[Data listing]

· · · · · · ·

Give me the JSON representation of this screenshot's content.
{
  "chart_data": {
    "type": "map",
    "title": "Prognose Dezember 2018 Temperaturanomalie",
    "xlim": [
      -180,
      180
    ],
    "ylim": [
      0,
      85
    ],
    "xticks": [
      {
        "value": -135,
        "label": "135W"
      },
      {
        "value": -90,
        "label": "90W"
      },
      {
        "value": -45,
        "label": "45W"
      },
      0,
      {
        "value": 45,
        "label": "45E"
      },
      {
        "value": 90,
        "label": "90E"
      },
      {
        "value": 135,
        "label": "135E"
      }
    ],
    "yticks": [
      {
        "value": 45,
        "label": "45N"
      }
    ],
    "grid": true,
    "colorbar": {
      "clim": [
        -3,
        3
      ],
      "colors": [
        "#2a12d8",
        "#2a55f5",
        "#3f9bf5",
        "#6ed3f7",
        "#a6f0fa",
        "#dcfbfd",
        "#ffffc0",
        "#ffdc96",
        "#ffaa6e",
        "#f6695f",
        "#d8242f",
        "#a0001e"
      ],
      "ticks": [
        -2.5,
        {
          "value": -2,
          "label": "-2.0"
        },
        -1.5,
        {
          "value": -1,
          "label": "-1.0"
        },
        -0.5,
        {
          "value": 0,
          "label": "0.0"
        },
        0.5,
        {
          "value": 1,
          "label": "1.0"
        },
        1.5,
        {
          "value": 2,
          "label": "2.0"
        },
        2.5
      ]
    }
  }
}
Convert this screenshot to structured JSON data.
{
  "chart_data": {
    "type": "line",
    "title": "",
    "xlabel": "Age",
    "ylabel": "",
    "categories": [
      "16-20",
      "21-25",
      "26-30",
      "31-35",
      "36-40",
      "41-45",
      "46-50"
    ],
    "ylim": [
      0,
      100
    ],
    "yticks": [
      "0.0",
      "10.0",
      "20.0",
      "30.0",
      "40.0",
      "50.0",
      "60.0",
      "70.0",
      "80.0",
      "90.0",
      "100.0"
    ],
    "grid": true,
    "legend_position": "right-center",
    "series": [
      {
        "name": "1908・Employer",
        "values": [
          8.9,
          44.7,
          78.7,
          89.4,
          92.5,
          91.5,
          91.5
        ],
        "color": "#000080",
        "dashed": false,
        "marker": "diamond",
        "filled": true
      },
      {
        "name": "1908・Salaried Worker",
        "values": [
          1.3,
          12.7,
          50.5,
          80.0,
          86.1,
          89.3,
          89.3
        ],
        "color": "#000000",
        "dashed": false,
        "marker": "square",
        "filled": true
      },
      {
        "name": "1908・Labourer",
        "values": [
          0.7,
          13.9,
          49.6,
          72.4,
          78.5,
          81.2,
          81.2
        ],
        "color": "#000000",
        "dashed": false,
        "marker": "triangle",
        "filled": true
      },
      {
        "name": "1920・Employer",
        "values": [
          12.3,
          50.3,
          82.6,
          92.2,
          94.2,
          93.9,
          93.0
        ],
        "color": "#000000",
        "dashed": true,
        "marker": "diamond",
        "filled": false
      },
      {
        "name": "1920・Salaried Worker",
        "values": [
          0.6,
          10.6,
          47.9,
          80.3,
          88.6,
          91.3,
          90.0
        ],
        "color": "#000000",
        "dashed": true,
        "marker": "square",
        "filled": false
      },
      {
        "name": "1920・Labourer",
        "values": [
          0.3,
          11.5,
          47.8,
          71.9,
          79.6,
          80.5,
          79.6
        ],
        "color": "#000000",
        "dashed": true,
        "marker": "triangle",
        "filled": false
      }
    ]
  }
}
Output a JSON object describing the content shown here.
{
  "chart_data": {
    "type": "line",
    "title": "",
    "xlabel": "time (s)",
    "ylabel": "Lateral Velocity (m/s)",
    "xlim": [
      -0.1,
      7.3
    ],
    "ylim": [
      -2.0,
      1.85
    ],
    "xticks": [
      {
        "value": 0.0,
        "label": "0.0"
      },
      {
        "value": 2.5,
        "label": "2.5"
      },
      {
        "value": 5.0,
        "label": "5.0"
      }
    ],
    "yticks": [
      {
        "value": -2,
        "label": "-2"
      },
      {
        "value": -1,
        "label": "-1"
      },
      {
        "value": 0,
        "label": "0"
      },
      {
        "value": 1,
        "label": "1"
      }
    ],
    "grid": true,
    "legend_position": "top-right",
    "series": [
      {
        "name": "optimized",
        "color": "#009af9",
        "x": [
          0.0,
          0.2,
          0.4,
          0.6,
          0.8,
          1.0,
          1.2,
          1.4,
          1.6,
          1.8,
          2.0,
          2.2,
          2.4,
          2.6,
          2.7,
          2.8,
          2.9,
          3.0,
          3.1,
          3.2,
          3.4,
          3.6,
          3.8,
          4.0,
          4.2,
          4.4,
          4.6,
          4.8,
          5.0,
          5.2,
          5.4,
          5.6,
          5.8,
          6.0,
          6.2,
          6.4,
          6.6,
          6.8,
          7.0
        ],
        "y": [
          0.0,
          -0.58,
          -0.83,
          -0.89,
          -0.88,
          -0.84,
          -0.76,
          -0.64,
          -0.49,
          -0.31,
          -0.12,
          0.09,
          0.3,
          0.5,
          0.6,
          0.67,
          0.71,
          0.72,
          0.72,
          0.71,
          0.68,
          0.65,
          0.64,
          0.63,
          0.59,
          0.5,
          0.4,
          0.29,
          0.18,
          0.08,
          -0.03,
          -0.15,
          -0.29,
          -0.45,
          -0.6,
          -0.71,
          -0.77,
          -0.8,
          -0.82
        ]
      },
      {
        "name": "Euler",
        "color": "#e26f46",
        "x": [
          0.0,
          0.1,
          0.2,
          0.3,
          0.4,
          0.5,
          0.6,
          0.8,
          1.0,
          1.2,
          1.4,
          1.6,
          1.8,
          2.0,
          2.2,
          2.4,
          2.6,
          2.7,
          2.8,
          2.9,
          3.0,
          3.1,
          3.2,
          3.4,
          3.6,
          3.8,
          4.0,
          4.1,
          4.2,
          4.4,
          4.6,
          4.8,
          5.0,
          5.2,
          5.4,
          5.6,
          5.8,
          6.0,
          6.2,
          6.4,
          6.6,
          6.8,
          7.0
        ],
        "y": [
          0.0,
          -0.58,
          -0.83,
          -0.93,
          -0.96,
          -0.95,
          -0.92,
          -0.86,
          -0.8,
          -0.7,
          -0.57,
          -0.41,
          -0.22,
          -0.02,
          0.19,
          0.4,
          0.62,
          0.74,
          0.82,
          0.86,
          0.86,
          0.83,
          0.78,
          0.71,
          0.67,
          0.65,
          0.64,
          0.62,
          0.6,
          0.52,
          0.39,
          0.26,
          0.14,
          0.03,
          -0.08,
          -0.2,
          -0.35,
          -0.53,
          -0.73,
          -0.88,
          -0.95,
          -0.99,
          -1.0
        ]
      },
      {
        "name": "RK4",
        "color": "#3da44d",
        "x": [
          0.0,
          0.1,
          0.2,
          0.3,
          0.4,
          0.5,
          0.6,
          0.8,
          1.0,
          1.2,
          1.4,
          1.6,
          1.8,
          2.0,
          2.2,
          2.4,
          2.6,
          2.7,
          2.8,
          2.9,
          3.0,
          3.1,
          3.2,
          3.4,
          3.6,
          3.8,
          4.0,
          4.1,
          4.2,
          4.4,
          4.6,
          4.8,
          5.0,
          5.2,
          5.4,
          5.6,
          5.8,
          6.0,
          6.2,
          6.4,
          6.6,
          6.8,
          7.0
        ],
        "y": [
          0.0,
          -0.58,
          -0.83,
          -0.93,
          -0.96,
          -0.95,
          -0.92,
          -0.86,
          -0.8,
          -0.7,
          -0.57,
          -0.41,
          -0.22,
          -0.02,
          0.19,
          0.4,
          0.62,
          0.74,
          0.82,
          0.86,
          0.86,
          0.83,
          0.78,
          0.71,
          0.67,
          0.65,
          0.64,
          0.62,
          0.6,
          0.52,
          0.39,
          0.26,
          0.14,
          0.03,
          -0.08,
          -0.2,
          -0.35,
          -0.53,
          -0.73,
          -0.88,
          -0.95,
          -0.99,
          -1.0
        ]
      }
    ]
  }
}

· · · · · · ·

Search the data for "Employer". Copy every line that has it.

        "name": "1908・Employer",
        "name": "1920・Employer",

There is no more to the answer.